◆ Short task: List all the lines in these records that hold "陕西省西安市临潼区".
■ ■ ■ ■ ■
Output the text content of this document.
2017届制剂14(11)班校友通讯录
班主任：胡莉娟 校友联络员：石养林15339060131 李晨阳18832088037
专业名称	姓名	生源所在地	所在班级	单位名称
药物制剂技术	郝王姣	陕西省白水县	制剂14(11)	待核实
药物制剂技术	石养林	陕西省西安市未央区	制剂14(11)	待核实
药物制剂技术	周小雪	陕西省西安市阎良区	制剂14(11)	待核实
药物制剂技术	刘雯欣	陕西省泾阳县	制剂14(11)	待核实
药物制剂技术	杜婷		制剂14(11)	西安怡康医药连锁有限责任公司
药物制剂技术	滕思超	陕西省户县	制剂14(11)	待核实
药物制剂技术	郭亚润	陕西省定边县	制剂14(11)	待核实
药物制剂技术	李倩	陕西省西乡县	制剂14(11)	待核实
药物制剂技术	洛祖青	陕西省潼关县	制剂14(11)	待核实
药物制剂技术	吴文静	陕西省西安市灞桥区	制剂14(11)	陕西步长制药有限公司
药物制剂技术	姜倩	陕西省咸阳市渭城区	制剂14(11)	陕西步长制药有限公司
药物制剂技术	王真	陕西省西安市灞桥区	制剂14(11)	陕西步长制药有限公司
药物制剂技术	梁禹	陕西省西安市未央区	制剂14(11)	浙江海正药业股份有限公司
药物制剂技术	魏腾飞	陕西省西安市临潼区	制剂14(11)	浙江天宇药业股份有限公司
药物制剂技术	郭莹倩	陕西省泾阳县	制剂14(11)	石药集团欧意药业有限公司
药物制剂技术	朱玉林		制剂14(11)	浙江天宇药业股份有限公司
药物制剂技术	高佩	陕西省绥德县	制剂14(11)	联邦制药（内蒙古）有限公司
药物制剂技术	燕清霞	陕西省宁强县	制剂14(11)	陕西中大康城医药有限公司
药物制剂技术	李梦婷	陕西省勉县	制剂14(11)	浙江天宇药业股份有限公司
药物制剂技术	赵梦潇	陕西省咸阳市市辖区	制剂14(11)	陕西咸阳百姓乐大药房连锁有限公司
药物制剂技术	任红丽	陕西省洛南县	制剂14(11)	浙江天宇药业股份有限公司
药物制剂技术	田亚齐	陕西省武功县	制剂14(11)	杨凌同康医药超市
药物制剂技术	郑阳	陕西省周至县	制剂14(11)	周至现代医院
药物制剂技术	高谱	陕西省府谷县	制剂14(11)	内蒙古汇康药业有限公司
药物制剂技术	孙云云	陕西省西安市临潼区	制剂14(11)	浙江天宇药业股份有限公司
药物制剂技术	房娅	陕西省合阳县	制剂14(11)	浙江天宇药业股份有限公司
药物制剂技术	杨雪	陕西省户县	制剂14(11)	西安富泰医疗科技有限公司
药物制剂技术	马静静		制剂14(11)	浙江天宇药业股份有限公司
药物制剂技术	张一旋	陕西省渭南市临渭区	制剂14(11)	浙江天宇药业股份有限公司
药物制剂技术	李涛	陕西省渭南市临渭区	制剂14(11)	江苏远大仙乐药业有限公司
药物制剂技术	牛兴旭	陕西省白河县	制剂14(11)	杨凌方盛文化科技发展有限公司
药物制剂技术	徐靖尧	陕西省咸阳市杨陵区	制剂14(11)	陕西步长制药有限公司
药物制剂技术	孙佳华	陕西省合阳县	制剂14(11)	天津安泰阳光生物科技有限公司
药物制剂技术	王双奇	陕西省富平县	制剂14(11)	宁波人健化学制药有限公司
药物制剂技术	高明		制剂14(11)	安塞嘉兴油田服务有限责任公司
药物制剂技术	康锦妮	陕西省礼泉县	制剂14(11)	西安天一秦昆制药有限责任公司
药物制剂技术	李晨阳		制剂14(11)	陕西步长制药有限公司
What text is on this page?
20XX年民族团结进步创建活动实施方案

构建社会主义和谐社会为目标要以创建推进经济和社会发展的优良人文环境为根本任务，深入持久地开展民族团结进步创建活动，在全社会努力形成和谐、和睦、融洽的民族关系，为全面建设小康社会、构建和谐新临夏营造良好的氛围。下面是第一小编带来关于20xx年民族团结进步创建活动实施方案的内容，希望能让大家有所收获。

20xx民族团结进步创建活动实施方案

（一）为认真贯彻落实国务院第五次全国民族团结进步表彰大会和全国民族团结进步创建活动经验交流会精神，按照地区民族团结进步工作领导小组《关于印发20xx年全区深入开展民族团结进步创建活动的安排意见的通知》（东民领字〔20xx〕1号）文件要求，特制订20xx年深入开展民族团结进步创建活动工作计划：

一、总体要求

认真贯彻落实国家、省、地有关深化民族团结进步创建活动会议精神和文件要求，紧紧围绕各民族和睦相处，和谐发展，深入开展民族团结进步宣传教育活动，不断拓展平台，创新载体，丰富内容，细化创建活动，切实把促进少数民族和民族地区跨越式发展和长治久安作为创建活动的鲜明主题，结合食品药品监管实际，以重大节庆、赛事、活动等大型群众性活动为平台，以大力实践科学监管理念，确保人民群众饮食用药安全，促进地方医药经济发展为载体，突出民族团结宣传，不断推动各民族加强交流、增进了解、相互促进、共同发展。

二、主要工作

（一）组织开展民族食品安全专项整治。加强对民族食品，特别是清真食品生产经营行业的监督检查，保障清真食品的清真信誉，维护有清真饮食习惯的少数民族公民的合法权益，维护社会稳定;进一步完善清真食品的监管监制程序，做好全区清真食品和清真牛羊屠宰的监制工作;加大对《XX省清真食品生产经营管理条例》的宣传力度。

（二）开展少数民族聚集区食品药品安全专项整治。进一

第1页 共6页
■ ■ ■ ■ ■
◆ Answer:
药物制剂技术	魏腾飞	陕西省西安市临潼区	制剂14(11)	浙江天宇药业股份有限公司
药物制剂技术	孙云云	陕西省西安市临潼区	制剂14(11)	浙江天宇药业股份有限公司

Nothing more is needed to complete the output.